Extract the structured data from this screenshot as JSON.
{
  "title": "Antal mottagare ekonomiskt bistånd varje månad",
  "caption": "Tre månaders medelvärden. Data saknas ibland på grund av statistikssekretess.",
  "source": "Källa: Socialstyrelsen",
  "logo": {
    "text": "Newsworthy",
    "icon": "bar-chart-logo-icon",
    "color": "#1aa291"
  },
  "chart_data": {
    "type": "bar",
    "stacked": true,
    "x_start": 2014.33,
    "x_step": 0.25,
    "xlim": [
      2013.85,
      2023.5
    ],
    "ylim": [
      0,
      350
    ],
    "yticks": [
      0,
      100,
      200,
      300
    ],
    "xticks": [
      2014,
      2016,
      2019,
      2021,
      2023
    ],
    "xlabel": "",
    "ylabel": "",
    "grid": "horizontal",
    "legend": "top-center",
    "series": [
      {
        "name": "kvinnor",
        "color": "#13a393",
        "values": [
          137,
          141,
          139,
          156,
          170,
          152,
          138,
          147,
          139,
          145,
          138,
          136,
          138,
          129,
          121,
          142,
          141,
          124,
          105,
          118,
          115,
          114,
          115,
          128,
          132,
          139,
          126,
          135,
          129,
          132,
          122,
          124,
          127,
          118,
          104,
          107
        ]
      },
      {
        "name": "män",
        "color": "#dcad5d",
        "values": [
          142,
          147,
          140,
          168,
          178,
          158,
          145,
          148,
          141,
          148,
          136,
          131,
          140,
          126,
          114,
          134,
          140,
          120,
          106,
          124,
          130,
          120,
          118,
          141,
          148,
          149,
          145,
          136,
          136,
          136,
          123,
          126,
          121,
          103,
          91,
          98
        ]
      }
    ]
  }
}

---------------

[STATED GOAL] Using the data above, output each line exactly.

[SOLVED PROBLEM]
Extract the structured data from this screenshot as JSON.
{
  "title": "Antal mottagare ekonomiskt bistånd varje månad",
  "caption": "Tre månaders medelvärden. Data saknas ibland på grund av statistikssekretess.",
  "source": "Källa: Socialstyrelsen",
  "logo": {
    "text": "Newsworthy",
    "icon": "bar-chart-logo-icon",
    "color": "#1aa291"
  },
  "chart_data": {
    "type": "bar",
    "stacked": true,
    "x_start": 2014.33,
    "x_step": 0.25,
    "xlim": [
      2013.85,
      2023.5
    ],
    "ylim": [
      0,
      350
    ],
    "yticks": [
      0,
      100,
      200,
      300
    ],
    "xticks": [
      2014,
      2016,
      2019,
      2021,
      2023
    ],
    "xlabel": "",
    "ylabel": "",
    "grid": "horizontal",
    "legend": "top-center",
    "series": [
      {
        "name": "kvinnor",
        "color": "#13a393",
        "values": [
          137,
          141,
          139,
          156,
          170,
          152,
          138,
          147,
          139,
          145,
          138,
          136,
          138,
          129,
          121,
          142,
          141,
          124,
          105,
          118,
          115,
          114,
          115,
          128,
          132,
          139,
          126,
          135,
          129,
          132,
          122,
          124,
          127,
          118,
          104,
          107
        ]
      },
      {
        "name": "män",
        "color": "#dcad5d",
        "values": [
          142,
          147,
          140,
          168,
          178,
          158,
          145,
          148,
          141,
          148,
          136,
          131,
          140,
          126,
          114,
          134,
          140,
          120,
          106,
          124,
          130,
          120,
          118,
          141,
          148,
          149,
          145,
          136,
          136,
          136,
          123,
          126,
          121,
          103,
          91,
          98
        ]
      }
    ]
  }
}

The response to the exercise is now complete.